> [Exercise objective]
Copy out each line of the data that holds the word "kind".

> [Data lines]
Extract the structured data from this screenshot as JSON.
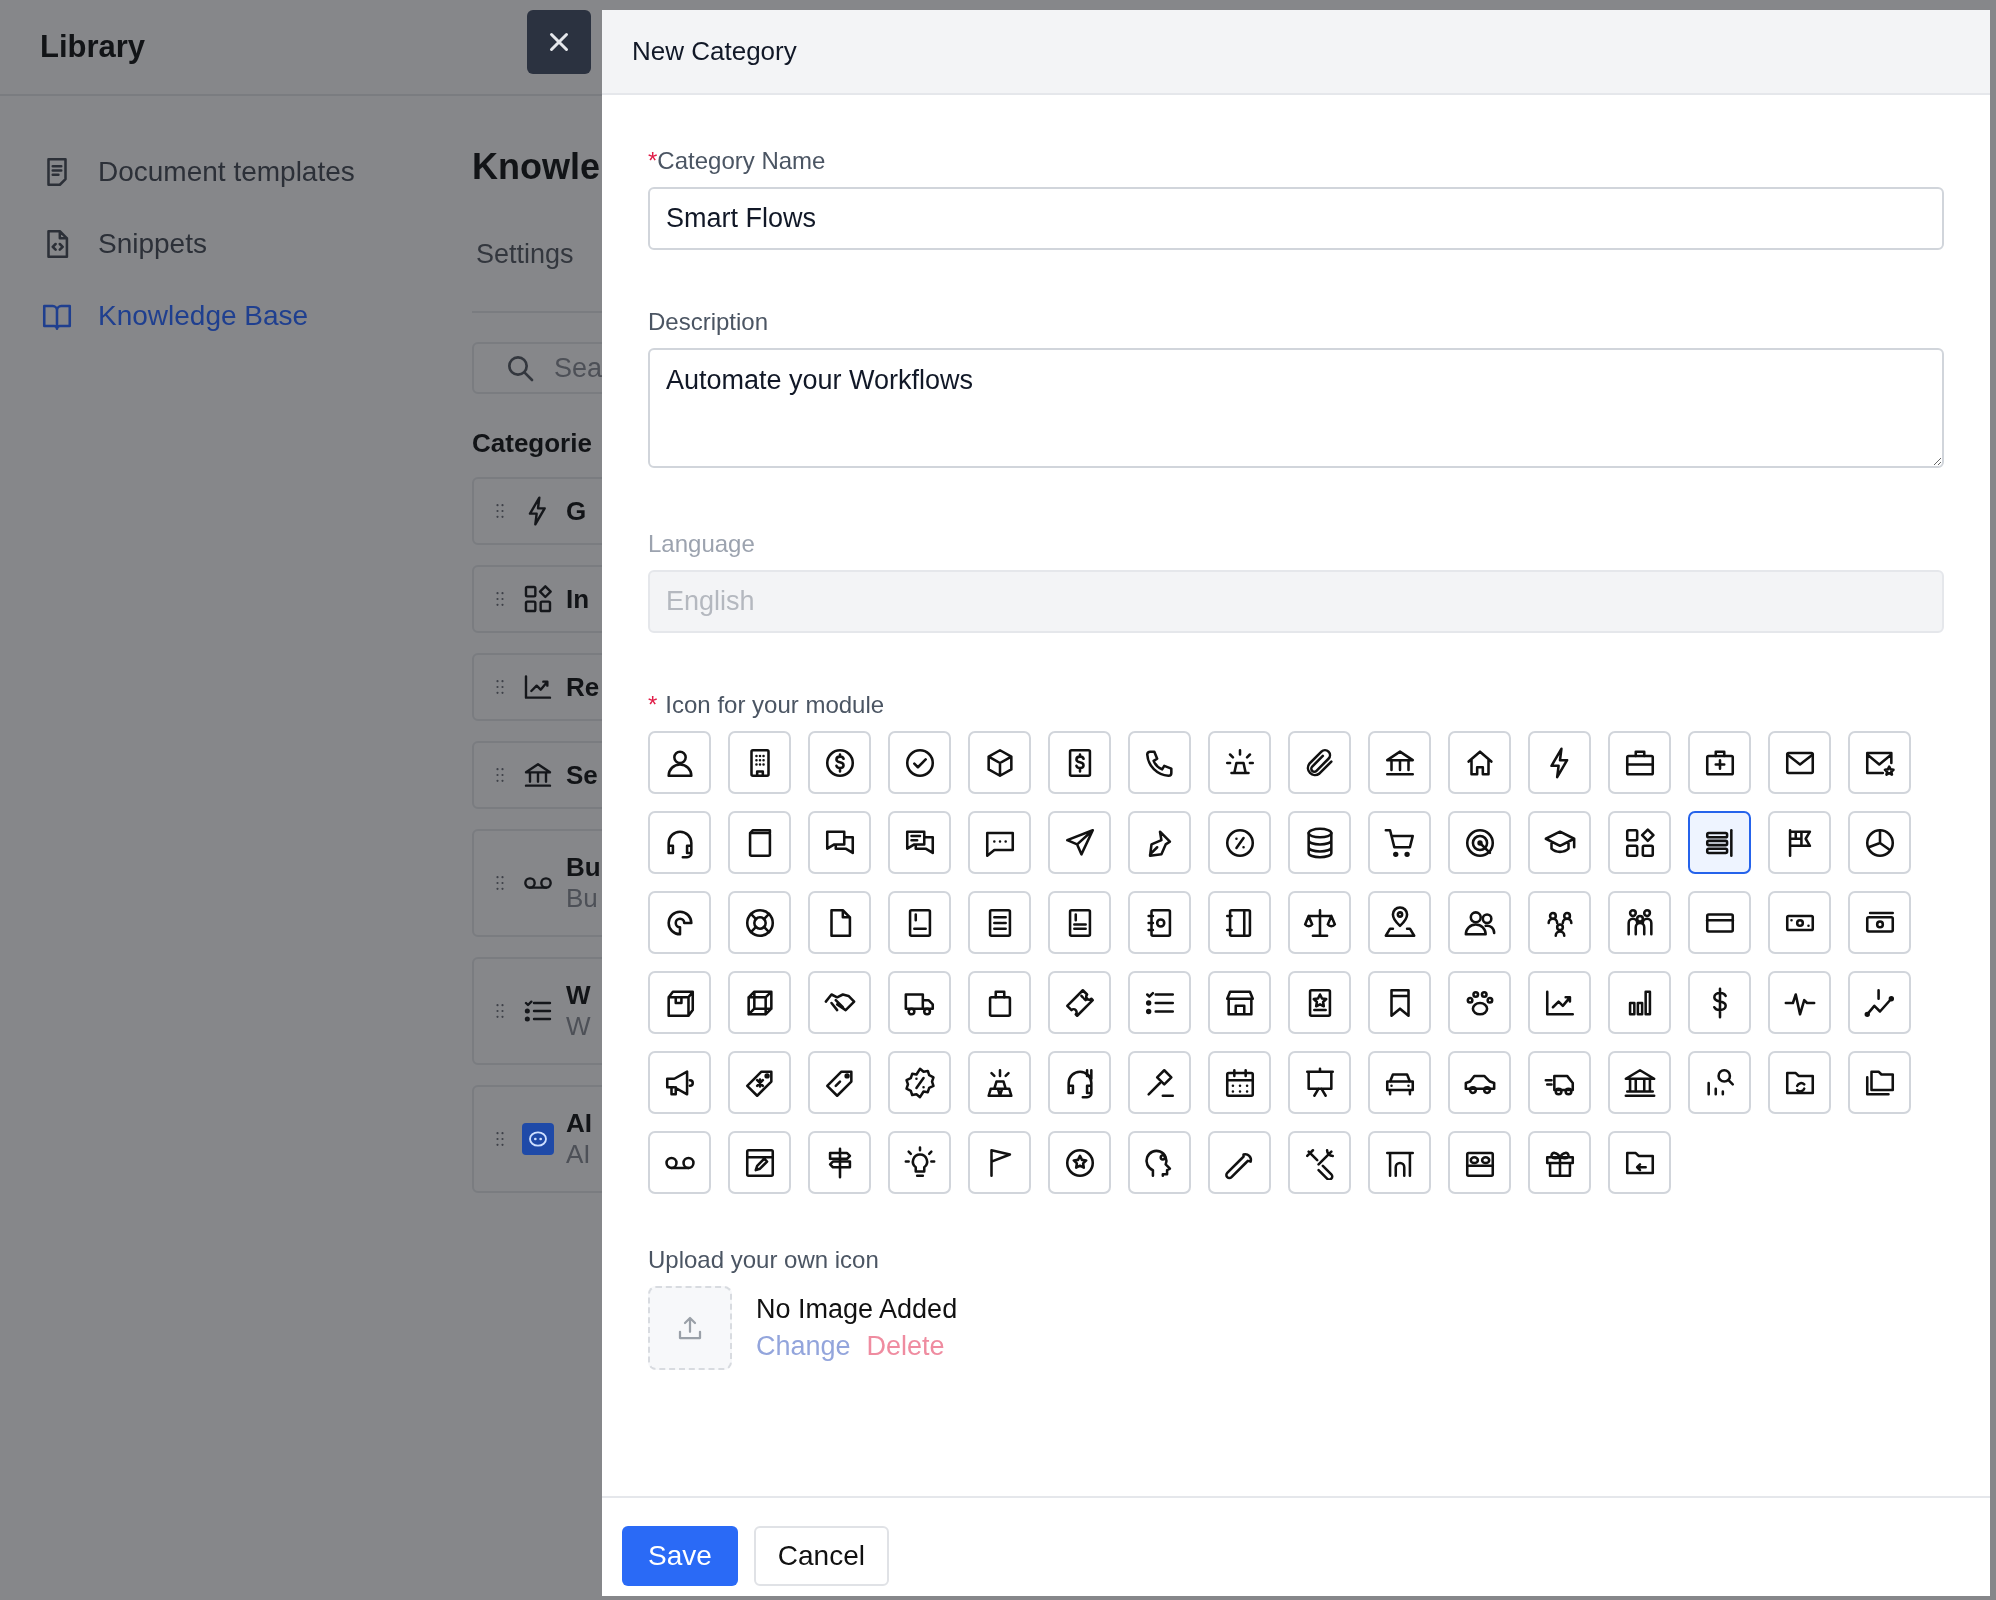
{
  "sidebar": {
    "title": "Library",
    "items": [
      {
        "label": "Document templates",
        "selected": false
      },
      {
        "label": "Snippets",
        "selected": false
      },
      {
        "label": "Knowledge Base",
        "selected": true
      }
    ]
  },
  "page": {
    "heading": "Knowle",
    "tabs": [
      {
        "label": "Settings"
      }
    ],
    "search": {
      "placeholder": "Sea"
    },
    "categories_heading": "Categorie",
    "categories": [
      {
        "title": "G"
      },
      {
        "title": "In"
      },
      {
        "title": "Re"
      },
      {
        "title": "Se"
      },
      {
        "title": "Bu",
        "subtitle": "Bu"
      },
      {
        "title": "W",
        "subtitle": "W"
      },
      {
        "title": "AI",
        "subtitle": "AI"
      }
    ]
  },
  "drawer": {
    "title": "New Category",
    "fields": [
      {
        "label": "Category Name",
        "marker": "*",
        "value": "Smart Flows",
        "kind": "text",
        "disabled": false
      },
      {
        "label": "Description",
        "value": "Automate your Workflows",
        "kind": "textarea",
        "disabled": false
      },
      {
        "label": "Language",
        "value": "English",
        "kind": "text",
        "disabled": true
      }
    ],
    "icon_picker": {
      "label": "Icon for your module",
      "marker": "*",
      "icons": [
        {
          "selected": false
        },
        {
          "selected": false
        },
        {
          "selected": false
        },
        {
          "selected": false
        },
        {
          "selected": false
        },
        {
          "selected": false
        },
        {
          "selected": false
        },
        {
          "selected": false
        },
        {
          "selected": false
        },
        {
          "selected": false
        },
        {
          "selected": false
        },
        {
          "selected": false
        },
        {
          "selected": false
        },
        {
          "selected": false
        },
        {
          "selected": false
        },
        {
          "selected": false
        },
        {
          "selected": false
        },
        {
          "selected": false
        },
        {
          "selected": false
        },
        {
          "selected": false
        },
        {
          "selected": false
        },
        {
          "selected": false
        },
        {
          "selected": false
        },
        {
          "selected": false
        },
        {
          "selected": false
        },
        {
          "selected": false
        },
        {
          "selected": false
        },
        {
          "selected": false
        },
        {
          "selected": false
        },
        {
          "selected": true
        },
        {
          "selected": false
        },
        {
          "selected": false
        },
        {
          "selected": false
        },
        {
          "selected": false
        },
        {
          "selected": false
        },
        {
          "selected": false
        },
        {
          "selected": false
        },
        {
          "selected": false
        },
        {
          "selected": false
        },
        {
          "selected": false
        },
        {
          "selected": false
        },
        {
          "selected": false
        },
        {
          "selected": false
        },
        {
          "selected": false
        },
        {
          "selected": false
        },
        {
          "selected": false
        },
        {
          "selected": false
        },
        {
          "selected": false
        },
        {
          "selected": false
        },
        {
          "selected": false
        },
        {
          "selected": false
        },
        {
          "selected": false
        },
        {
          "selected": false
        },
        {
          "selected": false
        },
        {
          "selected": false
        },
        {
          "selected": false
        },
        {
          "selected": false
        },
        {
          "selected": false
        },
        {
          "selected": false
        },
        {
          "selected": false
        },
        {
          "selected": false
        },
        {
          "selected": false
        },
        {
          "selected": false
        },
        {
          "selected": false
        },
        {
          "selected": false
        },
        {
          "selected": false
        },
        {
          "selected": false
        },
        {
          "selected": false
        },
        {
          "selected": false
        },
        {
          "selected": false
        },
        {
          "selected": false
        },
        {
          "selected": false
        },
        {
          "selected": false
        },
        {
          "selected": false
        },
        {
          "selected": false
        },
        {
          "selected": false
        },
        {
          "selected": false
        },
        {
          "selected": false
        },
        {
          "selected": false
        },
        {
          "selected": false
        },
        {
          "selected": false
        },
        {
          "selected": false
        },
        {
          "selected": false
        },
        {
          "selected": false
        },
        {
          "selected": false
        },
        {
          "selected": false
        },
        {
          "selected": false
        },
        {
          "selected": false
        },
        {
          "selected": false
        },
        {
          "selected": false
        },
        {
          "selected": false
        },
        {
          "selected": false
        },
        {
          "selected": false
        }
      ]
    },
    "upload": {
      "label": "Upload your own icon",
      "status": "No Image Added",
      "actions": [
        {
          "label": "Change",
          "kind": "change",
          "disabled": true
        },
        {
          "label": "Delete",
          "kind": "delete",
          "disabled": true
        }
      ]
    },
    "buttons": [
      {
        "label": "Save",
        "kind": "primary"
      },
      {
        "label": "Cancel",
        "kind": "secondary"
      }
    ]
  }
}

> [Written solution]
        "kind": "text",
        "kind": "textarea",
        "kind": "text",
          "kind": "change",
          "kind": "delete",
        "kind": "primary"
        "kind": "secondary"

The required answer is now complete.